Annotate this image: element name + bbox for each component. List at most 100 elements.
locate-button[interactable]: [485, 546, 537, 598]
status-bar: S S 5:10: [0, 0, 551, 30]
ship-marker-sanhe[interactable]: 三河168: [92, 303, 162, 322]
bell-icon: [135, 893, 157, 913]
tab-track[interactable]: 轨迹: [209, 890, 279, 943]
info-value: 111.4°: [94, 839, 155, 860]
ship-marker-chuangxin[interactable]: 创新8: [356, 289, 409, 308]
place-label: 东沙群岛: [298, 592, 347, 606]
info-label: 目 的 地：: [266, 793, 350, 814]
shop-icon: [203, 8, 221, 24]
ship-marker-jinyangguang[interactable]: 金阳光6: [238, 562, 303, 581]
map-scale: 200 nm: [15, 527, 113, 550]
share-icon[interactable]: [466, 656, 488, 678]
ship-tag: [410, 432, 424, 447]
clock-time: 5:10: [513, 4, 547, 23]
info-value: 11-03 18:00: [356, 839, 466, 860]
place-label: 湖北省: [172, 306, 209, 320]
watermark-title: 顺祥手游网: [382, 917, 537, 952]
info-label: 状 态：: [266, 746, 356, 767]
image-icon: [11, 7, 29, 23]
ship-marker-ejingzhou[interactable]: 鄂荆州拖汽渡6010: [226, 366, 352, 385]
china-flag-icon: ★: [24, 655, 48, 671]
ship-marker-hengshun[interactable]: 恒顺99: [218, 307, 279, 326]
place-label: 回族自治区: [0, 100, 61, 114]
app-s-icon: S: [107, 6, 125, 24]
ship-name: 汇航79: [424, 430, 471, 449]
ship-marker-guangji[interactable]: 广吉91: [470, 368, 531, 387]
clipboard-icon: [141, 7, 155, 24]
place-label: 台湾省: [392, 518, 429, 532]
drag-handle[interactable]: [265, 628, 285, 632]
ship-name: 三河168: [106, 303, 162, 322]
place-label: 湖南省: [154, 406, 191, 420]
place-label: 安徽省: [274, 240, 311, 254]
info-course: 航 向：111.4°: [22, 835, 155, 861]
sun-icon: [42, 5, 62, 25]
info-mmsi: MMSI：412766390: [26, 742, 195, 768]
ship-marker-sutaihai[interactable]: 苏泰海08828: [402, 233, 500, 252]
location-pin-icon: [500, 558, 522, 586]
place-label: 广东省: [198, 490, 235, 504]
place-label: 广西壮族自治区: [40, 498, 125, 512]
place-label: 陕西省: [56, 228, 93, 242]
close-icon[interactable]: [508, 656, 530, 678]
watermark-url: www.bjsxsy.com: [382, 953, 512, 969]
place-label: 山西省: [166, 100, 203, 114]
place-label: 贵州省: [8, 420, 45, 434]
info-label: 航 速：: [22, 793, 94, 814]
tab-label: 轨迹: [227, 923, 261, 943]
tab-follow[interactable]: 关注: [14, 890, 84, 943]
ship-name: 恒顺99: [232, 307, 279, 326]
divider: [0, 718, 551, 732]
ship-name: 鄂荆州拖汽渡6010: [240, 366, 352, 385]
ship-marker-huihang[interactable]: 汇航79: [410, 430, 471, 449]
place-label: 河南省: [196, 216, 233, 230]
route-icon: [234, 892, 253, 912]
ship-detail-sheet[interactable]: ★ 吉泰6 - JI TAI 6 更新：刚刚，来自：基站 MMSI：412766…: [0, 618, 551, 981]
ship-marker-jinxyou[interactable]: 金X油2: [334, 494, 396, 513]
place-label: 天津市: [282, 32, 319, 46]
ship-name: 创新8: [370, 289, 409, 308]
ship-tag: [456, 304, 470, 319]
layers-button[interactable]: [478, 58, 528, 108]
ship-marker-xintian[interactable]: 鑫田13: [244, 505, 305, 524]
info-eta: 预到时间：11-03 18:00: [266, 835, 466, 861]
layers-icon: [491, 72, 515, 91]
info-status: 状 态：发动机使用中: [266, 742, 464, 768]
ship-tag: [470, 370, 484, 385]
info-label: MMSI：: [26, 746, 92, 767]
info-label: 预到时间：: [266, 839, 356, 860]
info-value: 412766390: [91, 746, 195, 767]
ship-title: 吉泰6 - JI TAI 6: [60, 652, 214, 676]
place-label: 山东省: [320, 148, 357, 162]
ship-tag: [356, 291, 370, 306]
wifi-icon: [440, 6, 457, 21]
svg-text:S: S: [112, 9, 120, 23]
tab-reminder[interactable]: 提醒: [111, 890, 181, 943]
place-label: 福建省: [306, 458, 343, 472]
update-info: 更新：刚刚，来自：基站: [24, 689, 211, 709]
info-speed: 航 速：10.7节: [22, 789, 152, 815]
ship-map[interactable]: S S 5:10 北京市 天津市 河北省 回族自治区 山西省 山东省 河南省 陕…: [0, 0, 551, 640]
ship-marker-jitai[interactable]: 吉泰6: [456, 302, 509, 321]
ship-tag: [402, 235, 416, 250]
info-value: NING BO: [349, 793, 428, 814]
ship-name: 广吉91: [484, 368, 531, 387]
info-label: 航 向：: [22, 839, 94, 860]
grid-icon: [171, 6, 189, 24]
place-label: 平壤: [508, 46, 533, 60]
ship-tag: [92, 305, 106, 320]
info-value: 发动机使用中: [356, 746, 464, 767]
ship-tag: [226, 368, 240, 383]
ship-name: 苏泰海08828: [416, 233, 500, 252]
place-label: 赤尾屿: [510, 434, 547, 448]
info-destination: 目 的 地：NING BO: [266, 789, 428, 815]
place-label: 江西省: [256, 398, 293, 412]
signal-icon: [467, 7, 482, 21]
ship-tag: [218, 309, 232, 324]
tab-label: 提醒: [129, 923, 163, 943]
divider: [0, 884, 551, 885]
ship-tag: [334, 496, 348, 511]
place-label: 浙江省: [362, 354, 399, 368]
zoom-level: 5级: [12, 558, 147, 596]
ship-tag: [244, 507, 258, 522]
......
## Exercise details
Copy the material above line for line.

## Result
Annotate this image: element name + bbox for each component. List at most 100 elements.
locate-button[interactable]: [485, 546, 537, 598]
status-bar: S S 5:10: [0, 0, 551, 30]
ship-marker-sanhe[interactable]: 三河168: [92, 303, 162, 322]
bell-icon: [135, 893, 157, 913]
tab-track[interactable]: 轨迹: [209, 890, 279, 943]
info-value: 111.4°: [94, 839, 155, 860]
ship-marker-chuangxin[interactable]: 创新8: [356, 289, 409, 308]
place-label: 东沙群岛: [298, 592, 347, 606]
info-label: 目 的 地：: [266, 793, 350, 814]
shop-icon: [203, 8, 221, 24]
ship-marker-jinyangguang[interactable]: 金阳光6: [238, 562, 303, 581]
map-scale: 200 nm: [15, 527, 113, 550]
share-icon[interactable]: [466, 656, 488, 678]
ship-tag: [410, 432, 424, 447]
clock-time: 5:10: [513, 4, 547, 23]
info-value: 11-03 18:00: [356, 839, 466, 860]
place-label: 湖北省: [172, 306, 209, 320]
watermark-title: 顺祥手游网: [382, 917, 537, 952]
info-label: 状 态：: [266, 746, 356, 767]
image-icon: [11, 7, 29, 23]
ship-marker-ejingzhou[interactable]: 鄂荆州拖汽渡6010: [226, 366, 352, 385]
china-flag-icon: ★: [24, 655, 48, 671]
ship-marker-hengshun[interactable]: 恒顺99: [218, 307, 279, 326]
place-label: 回族自治区: [0, 100, 61, 114]
app-s-icon: S: [107, 6, 125, 24]
ship-name: 汇航79: [424, 430, 471, 449]
ship-marker-guangji[interactable]: 广吉91: [470, 368, 531, 387]
clipboard-icon: [141, 7, 155, 24]
place-label: 台湾省: [392, 518, 429, 532]
drag-handle[interactable]: [265, 628, 285, 632]
ship-name: 三河168: [106, 303, 162, 322]
place-label: 湖南省: [154, 406, 191, 420]
place-label: 安徽省: [274, 240, 311, 254]
info-course: 航 向：111.4°: [22, 835, 155, 861]
sun-icon: [42, 5, 62, 25]
info-mmsi: MMSI：412766390: [26, 742, 195, 768]
ship-marker-sutaihai[interactable]: 苏泰海08828: [402, 233, 500, 252]
location-pin-icon: [500, 558, 522, 586]
place-label: 广东省: [198, 490, 235, 504]
place-label: 广西壮族自治区: [40, 498, 125, 512]
place-label: 陕西省: [56, 228, 93, 242]
close-icon[interactable]: [508, 656, 530, 678]
watermark-url: www.bjsxsy.com: [382, 953, 512, 969]
place-label: 山西省: [166, 100, 203, 114]
place-label: 贵州省: [8, 420, 45, 434]
info-label: 航 速：: [22, 793, 94, 814]
tab-label: 轨迹: [227, 923, 261, 943]
tab-follow[interactable]: 关注: [14, 890, 84, 943]
ship-name: 恒顺99: [232, 307, 279, 326]
divider: [0, 718, 551, 732]
ship-name: 鄂荆州拖汽渡6010: [240, 366, 352, 385]
ship-marker-huihang[interactable]: 汇航79: [410, 430, 471, 449]
place-label: 河南省: [196, 216, 233, 230]
route-icon: [234, 892, 253, 912]
ship-detail-sheet[interactable]: ★ 吉泰6 - JI TAI 6 更新：刚刚，来自：基站 MMSI：412766…: [0, 618, 551, 981]
ship-marker-jinxyou[interactable]: 金X油2: [334, 494, 396, 513]
place-label: 天津市: [282, 32, 319, 46]
ship-name: 创新8: [370, 289, 409, 308]
ship-tag: [456, 304, 470, 319]
layers-button[interactable]: [478, 58, 528, 108]
ship-marker-xintian[interactable]: 鑫田13: [244, 505, 305, 524]
info-eta: 预到时间：11-03 18:00: [266, 835, 466, 861]
layers-icon: [491, 72, 515, 91]
info-status: 状 态：发动机使用中: [266, 742, 464, 768]
ship-tag: [470, 370, 484, 385]
info-label: MMSI：: [26, 746, 92, 767]
info-label: 预到时间：: [266, 839, 356, 860]
info-value: 412766390: [91, 746, 195, 767]
ship-title: 吉泰6 - JI TAI 6: [60, 652, 214, 676]
place-label: 山东省: [320, 148, 357, 162]
ship-tag: [356, 291, 370, 306]
wifi-icon: [440, 6, 457, 21]
svg-text:S: S: [112, 9, 120, 23]
tab-reminder[interactable]: 提醒: [111, 890, 181, 943]
place-label: 福建省: [306, 458, 343, 472]
update-info: 更新：刚刚，来自：基站: [24, 689, 211, 709]
info-speed: 航 速：10.7节: [22, 789, 152, 815]
ship-map[interactable]: S S 5:10 北京市 天津市 河北省 回族自治区 山西省 山东省 河南省 陕…: [0, 0, 551, 640]
ship-marker-jitai[interactable]: 吉泰6: [456, 302, 509, 321]
ship-tag: [402, 235, 416, 250]
info-value: NING BO: [349, 793, 428, 814]
ship-name: 广吉91: [484, 368, 531, 387]
info-label: 航 向：: [22, 839, 94, 860]
grid-icon: [171, 6, 189, 24]
place-label: 平壤: [508, 46, 533, 60]
ship-tag: [92, 305, 106, 320]
info-value: 发动机使用中: [356, 746, 464, 767]
ship-tag: [226, 368, 240, 383]
ship-name: 苏泰海08828: [416, 233, 500, 252]
place-label: 赤尾屿: [510, 434, 547, 448]
info-destination: 目 的 地：NING BO: [266, 789, 428, 815]
place-label: 江西省: [256, 398, 293, 412]
signal-icon: [467, 7, 482, 21]
ship-tag: [218, 309, 232, 324]
tab-label: 提醒: [129, 923, 163, 943]
divider: [0, 884, 551, 885]
ship-tag: [334, 496, 348, 511]
place-label: 浙江省: [362, 354, 399, 368]
zoom-level: 5级: [12, 558, 147, 596]
ship-tag: [244, 507, 258, 522]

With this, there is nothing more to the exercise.